Our mediation had gotten off to a bad start. And it was about to get worse.
I was mediating a lawsuit between a plaintiff who had been injured at work, on the one side, and on the other a defendant employer and its insurance company. The plaintiff’s attorney was bombastic and antagonistic, and his initial demand was, to put it delicately, extremely high.
The defense attorney on the case was an extremely competitive type. He negotiated with a chip on his shoulder and habitually operated in a smug, aggressive fashion.
My job, as a neutral party, was to help the litigants find common ground, recognize the strengths and weaknesses of their respective cases, and move towards a constructive agreement.
As negotiations proceeded, the plaintiff lowered his demand in minute increments. Contrary to my suggestions (which, to his credit, the lawyer at least requested), the defense counsel responded in kind, offering only paltry increases in their settlement offer.
So our scenario was a caricature of a flubbed negotiation: An absurdly exaggerated initial anchor, followed by an insultingly low response, leaving the parties flailing, hundreds of thousands of dollars apart. Sure, each attorney knew the numbers needed to move if they had a prayer of reaching resolution, but the two refused to cede any meaningful ground.
But why? If you know your numbers are unreasonable, why not display good faith and start moving in the right direction? What’s the downside in extending an olive branch and putting something on the table that makes the other side stop to think?
Why dig into an indefensible position and refuse to budge?
In not so many words, I asked the defense lawyer these questions. His response got my attention:
“It works for Trump, doesn’t it?”
Well, I can tell you that it assuredly didn’t work for this fellow. The mediation crashed and burned quickly, with neither lawyer willing to offer anything of value to the other side. Try as I might, I was unable to get these stubborn parties un-stuck, at least not that day.
The Ol’ “Door in the Face”
I was reminded of this mediation just recently, when I came across a Psychology Today article about the psychology behind Donald Trump’s negotiation strategy.
Let me start by stating that this is not a political post. This is about negotiation lessons, pure and simple.
That said . . . the article’s author links Mr. Trump’s negotiating style to the “door in the face” (DITF) technique, which we’ve examined here before.
The DITF idea is simple: To get a person to do something as you’d like, first make a larger request; when the person rejects the (arguably) excessive request, follow with your true, lesser request, and the person will be more apt to comply.
In the 1970s, Dr. Robert Cialdini and colleagues at Arizona State University identified the DITF technique of persuasion. In his classic book, Influence, Cialdini refers to this technique also as “rejection-then-retreat.” Notably, Cialdini’s original study was replicated by German researchers in 2021, which strongly supports the validity of the original study.
In this latest article about President Trump’s approach, the author concludes that the DITF technique works well when: (1) negotiating parties have an expectation of trust (another key topic we’ve also just recently highlighted here); (2) the initial request seems reasonable; and (3) everyone is motivated by prosocial considerations. The author further notes that if an initial proposal is insulting, or the negotiator is perceived as self-serving, then DITF can backfire — damaging the relationship’s trust and goodwill, and decreasing the success of future interactions.

> **DESCRIPTION OF THE TASK**
Update the part of the mediation account that opens with the words containing "As negotiations proceeded, the" and closes with "any meaningful ground.", changing "paltry" to "meager".

> **RECORDS PROVIDED**
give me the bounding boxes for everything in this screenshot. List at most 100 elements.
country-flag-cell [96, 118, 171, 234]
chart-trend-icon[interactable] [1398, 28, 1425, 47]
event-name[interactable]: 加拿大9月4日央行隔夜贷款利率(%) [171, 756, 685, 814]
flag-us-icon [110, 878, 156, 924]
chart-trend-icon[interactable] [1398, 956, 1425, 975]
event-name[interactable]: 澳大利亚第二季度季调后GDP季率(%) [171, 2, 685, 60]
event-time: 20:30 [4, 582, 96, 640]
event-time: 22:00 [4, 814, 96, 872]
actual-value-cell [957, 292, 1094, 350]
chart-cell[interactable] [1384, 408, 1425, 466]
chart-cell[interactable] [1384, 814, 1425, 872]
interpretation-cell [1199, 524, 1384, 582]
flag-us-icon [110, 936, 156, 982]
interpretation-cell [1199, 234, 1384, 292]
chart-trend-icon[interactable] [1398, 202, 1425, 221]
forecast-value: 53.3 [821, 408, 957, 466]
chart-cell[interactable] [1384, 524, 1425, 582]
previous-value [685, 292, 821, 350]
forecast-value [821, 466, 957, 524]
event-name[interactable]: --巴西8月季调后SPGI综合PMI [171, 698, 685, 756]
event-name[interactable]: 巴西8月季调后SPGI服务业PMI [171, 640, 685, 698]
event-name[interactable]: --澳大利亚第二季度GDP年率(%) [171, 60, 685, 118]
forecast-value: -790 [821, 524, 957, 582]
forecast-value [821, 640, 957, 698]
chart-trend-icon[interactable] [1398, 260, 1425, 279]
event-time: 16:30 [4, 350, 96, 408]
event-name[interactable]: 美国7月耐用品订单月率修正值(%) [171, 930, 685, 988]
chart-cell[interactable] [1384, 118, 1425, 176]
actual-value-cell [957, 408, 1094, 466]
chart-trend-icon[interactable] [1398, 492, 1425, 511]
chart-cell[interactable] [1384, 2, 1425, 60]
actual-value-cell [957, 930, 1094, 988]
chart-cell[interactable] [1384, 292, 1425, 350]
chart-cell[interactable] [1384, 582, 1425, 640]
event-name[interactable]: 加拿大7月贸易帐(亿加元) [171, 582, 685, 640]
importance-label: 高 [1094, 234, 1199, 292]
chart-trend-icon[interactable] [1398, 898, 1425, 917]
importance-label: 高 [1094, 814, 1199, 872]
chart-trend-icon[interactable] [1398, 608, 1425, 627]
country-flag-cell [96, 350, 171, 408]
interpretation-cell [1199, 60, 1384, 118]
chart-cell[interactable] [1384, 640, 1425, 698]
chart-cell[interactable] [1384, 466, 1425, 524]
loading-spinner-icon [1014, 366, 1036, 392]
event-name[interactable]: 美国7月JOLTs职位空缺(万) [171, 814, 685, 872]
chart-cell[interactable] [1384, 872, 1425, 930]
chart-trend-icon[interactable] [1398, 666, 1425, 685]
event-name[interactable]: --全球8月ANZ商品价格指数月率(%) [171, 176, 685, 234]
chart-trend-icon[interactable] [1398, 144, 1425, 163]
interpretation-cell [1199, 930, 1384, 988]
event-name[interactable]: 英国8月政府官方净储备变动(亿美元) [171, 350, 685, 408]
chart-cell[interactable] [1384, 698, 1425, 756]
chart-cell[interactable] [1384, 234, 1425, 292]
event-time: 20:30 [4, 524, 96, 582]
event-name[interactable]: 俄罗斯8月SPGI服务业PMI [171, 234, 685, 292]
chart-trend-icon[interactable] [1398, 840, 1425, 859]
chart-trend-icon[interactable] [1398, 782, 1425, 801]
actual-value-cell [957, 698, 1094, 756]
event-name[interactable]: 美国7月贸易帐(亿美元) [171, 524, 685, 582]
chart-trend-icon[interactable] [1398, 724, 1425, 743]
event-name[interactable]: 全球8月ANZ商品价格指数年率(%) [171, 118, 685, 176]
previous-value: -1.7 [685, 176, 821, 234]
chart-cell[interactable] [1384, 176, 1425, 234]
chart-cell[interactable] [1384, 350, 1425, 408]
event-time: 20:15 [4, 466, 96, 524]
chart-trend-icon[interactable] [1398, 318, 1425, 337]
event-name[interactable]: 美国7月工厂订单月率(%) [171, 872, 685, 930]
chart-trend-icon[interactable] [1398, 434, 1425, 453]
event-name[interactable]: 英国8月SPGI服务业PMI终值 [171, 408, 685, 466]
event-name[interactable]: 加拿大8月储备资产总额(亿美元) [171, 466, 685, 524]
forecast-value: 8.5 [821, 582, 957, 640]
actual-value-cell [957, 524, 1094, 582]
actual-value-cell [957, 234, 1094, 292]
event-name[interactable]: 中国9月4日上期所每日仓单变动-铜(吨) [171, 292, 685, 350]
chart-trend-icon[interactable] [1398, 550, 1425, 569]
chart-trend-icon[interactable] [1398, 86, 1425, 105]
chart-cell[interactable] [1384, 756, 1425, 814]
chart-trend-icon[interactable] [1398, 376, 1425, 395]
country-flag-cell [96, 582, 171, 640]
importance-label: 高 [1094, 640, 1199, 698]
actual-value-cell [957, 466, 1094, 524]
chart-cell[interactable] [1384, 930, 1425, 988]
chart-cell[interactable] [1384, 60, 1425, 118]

> **FINISHED ANSWER**
As negotiations proceeded, the plaintiff lowered his demand in minute increments. Contrary to my suggestions (which, to his credit, the lawyer at least requested), the defense counsel responded in kind, offering only meager increases in their settlement offer.
So our scenario was a caricature of a flubbed negotiation: An absurdly exaggerated initial anchor, followed by an insultingly low response, leaving the parties flailing, hundreds of thousands of dollars apart. Sure, each attorney knew the numbers needed to move if they had a prayer of reaching resolution, but the two refused to cede any meaningful ground.